Required task — Carry the biography of the space scientist George Joseph further, starting right after its last sentence.

Excerpt to read —
┌──

George Joseph (born 4 August 1938) is an Indian space scientist, best known for his contributions to the development of remote sensing technology in India, especially in the field of earth observation sensors. He is a former chairman of the Lunar Mission Study Task Force of the Indian Space Research Organization and an elected fellow of the National Academy of Sciences, India, Indian Academy of Sciences and Indian National Academy of Engineering. The Government of India awarded him the Padma Bhushan, the third highest civilian award, in 1999.

Early life

George Joseph was born on 4 August 1938 to Advocate MG Joseph and Alice. After completing schooling, he joined St.Berchmans College, Changanassery and also studied at Alagappa Chettiar College in Karaikudi and University College, Trivandrum. He served as lecturer at Union Christian College, Aluva and at CMS College Kottayam. Afterwards he was a trainee at Bhabha Atomic Research Center (BARC), Bombay.

Joseph is married to Mercy and they have two sons Joseph (Gibu) and Mathews (Reji).

Research career

Joseph started his research career in 1962 at the Tata Institute of Fundamental Research in Bombay, where he was involved in the study of cosmic rays. Based on his research work at the Tata Institute he was awarded a PhD degree by the Bombay University.  A novel detector system designed by him was flown on the first Indian satellite Aryabhata (satellite) to detect solar neutrons.

Contributions to the Indian space programme

In 1973, Joseph was invited to join the Space Applications Centre, Ahmedabad-one of the centers of the Indian Space Research Organization, and initiated the development of remote sensing technology particularly sensors of various types. He has been the guiding force in the design and development of all the earth observation cameras on board Indian Remote Sensing Satellite and INSAT.  He served the Indian Space Research Organization in various capacities including director of its Space Applications Centre and took keen interest and initiative to ensure the fruits of space technology reach common man.  One of his contributions is the study report on Indian Mission to the Moon in the capacity as chairman of the Lunar Mission Study Task Force.

Joseph has served in a number of national and international committees/organizations including president of Technical Commission – I of the International Society for Photogrammetry and Remote Sensing during 1996–2000 and director of the Centre for Space Science and Technology Education in Asia and the Pacific (affiliated to the United Nations), with headquarters at Dehradun during 2006–2009.

└──

Given data —

┌──

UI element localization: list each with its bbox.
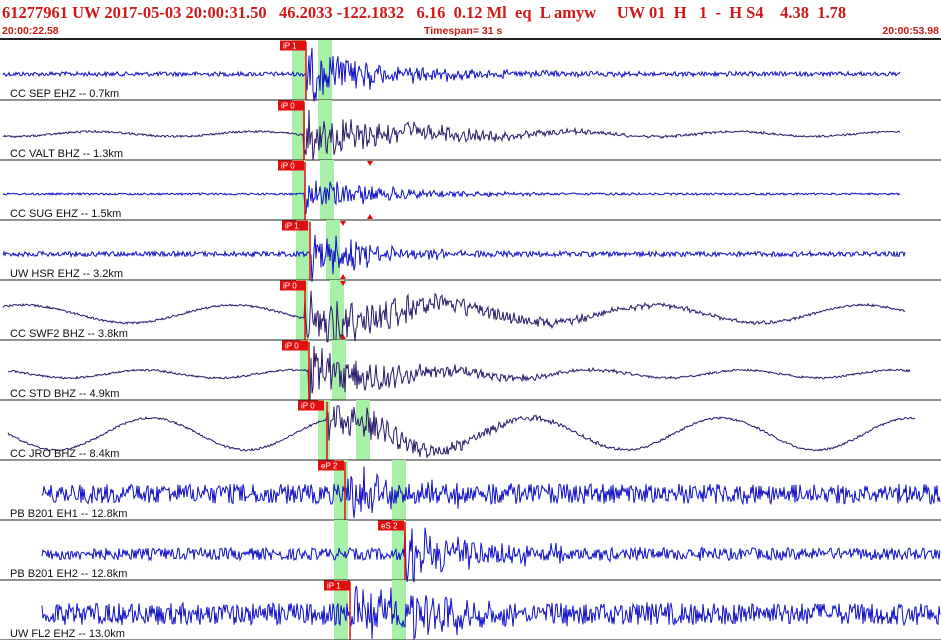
waveform [7, 405, 916, 458]
pick-window [292, 160, 305, 220]
event-header: 61277961 UW 2017-05-03 20:00:31.50 46.20… [0, 0, 941, 38]
start-time: 20:00:22.58 [2, 25, 59, 37]
s-marker-top-icon[interactable] [367, 161, 373, 166]
station-label: PB B201 EH2 -- 12.8km [10, 568, 127, 580]
trace-row[interactable]: iP 0 CC SWF2 BHZ -- 3.8km [0, 280, 941, 343]
trace-row[interactable]: iP 0 CC SUG EHZ -- 1.5km [0, 160, 941, 221]
waveform [41, 585, 941, 640]
trace-row[interactable]: iP 0 CC JRO BHZ -- 8.4km [0, 400, 941, 461]
station-label: PB B201 EH1 -- 12.8km [10, 508, 127, 520]
pick-label-box[interactable] [280, 280, 306, 291]
pick-label: iP 1 [285, 222, 299, 231]
trace-row[interactable]: iP 1 CC SEP EHZ -- 0.7km [0, 40, 941, 102]
pick-label: iP 1 [283, 42, 297, 51]
station-label: CC JRO BHZ -- 8.4km [10, 448, 119, 460]
pick-window [292, 100, 305, 160]
pick-window [326, 220, 340, 280]
waveform [2, 290, 906, 343]
pick-window [392, 580, 406, 640]
station-label: CC VALT BHZ -- 1.3km [10, 148, 123, 160]
station-label: UW FL2 EHZ -- 13.0km [10, 628, 125, 640]
pick-label: iP 0 [281, 102, 295, 111]
waveform [41, 527, 941, 583]
pick-window [296, 220, 310, 280]
pick-label-box[interactable] [278, 100, 304, 111]
waveform [2, 109, 901, 161]
trace-row[interactable]: iP 0 CC VALT BHZ -- 1.3km [0, 100, 941, 161]
pick-window [292, 40, 306, 100]
pick-label-box[interactable] [278, 160, 304, 171]
pick-label-box[interactable] [282, 220, 308, 231]
station-label: UW HSR EHZ -- 3.2km [10, 268, 123, 280]
pick-label: eP 2 [321, 462, 338, 471]
pick-label-box[interactable] [280, 40, 306, 51]
pick-label: eS 2 [381, 522, 398, 531]
pick-label: iP 0 [283, 282, 297, 291]
pick-label-box[interactable] [318, 460, 344, 471]
s-marker-top-icon[interactable] [340, 221, 346, 226]
event-summary: 61277961 UW 2017-05-03 20:00:31.50 46.20… [2, 3, 847, 22]
waveform [41, 466, 941, 519]
station-label: CC SEP EHZ -- 0.7km [10, 88, 119, 100]
s-marker-top-icon[interactable] [340, 281, 346, 286]
pick-label-box[interactable] [324, 580, 350, 591]
pick-label: iP 0 [301, 402, 315, 411]
trace-row[interactable]: iP 1 UW HSR EHZ -- 3.2km [0, 220, 941, 283]
trace-row[interactable]: eP 2 PB B201 EH1 -- 12.8km [0, 460, 941, 521]
pick-label-box[interactable] [282, 340, 308, 351]
waveform [2, 47, 901, 102]
end-time: 20:00:53.98 [882, 25, 939, 37]
pick-label-box[interactable] [378, 520, 404, 531]
trace-row[interactable]: iP 0 CC STD BHZ -- 4.9km [0, 340, 941, 402]
seismogram-panel[interactable]: iP 1 CC SEP EHZ -- 0.7km iP 0 CC VALT BHZ -… [0, 40, 941, 640]
station-label: CC STD BHZ -- 4.9km [10, 388, 119, 400]
station-label: CC SUG EHZ -- 1.5km [10, 208, 121, 220]
trace-row[interactable]: eS 2 PB B201 EH2 -- 12.8km [0, 520, 941, 583]
header-divider [0, 38, 941, 40]
pick-window [392, 520, 406, 580]
trace-row[interactable]: iP 1 UW FL2 EHZ -- 13.0km [0, 580, 941, 640]
station-label: CC SWF2 BHZ -- 3.8km [10, 328, 128, 340]
s-marker-bottom-icon[interactable] [367, 214, 373, 219]
s-marker-bottom-icon[interactable] [340, 334, 346, 339]
waveform [2, 234, 906, 283]
pick-label-box[interactable] [298, 400, 324, 411]
pick-label: iP 1 [327, 582, 341, 591]
s-marker-bottom-icon[interactable] [340, 274, 346, 279]
pick-label: iP 0 [285, 342, 299, 351]
pick-label: iP 0 [281, 162, 295, 171]
waveform [7, 345, 911, 402]
waveform [2, 180, 901, 215]
pick-window [334, 520, 348, 580]
timespan-label: Timespan= 31 s [424, 25, 503, 37]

└──

Response to this task —
Positions held 
 2010-2018: Honorary Distinguished Professor, Indian Space Research Organization
 2006-2009: Director, Centre for Space Science and Technology Education in Asia and the Pacific
 2003-2006: Honorary Distinguished Professor, Indian Space Research Organization
 1998-2003: Satish Dhawan Distinguished Professor
 1994-1998: Director, Space Applications Centre, Ahmedabad
 1990-1994: Associate Director, Space Applications Centre, Ahmedabad
 1985-1994: Dy. Director (Remote Sensing), Space Applications Centre, Ahmedabad
 1975-1985: Head, Sensor Development Division, Space Applications Centre, Ahmedabad
 1973-1975: Scientist/Engineer, Remote Sensing & Meteorology Applications Division, Space Applications Centre, Ahmedabad
 1970-1973: Fellow, Tata Institute of Fundamental Research, Bombay
 1962-1970: Research Associate, Tata Institute of Fundamental Research, Bombay
 1961-1962: Trainee (Physics), Atomic Energy Establishment School
 1959-1961: Lecturer in Physics, Union Christian College, Alwaye (Affiliated with the University of Kerala)

Special Responsibilities/Assignments (International /National)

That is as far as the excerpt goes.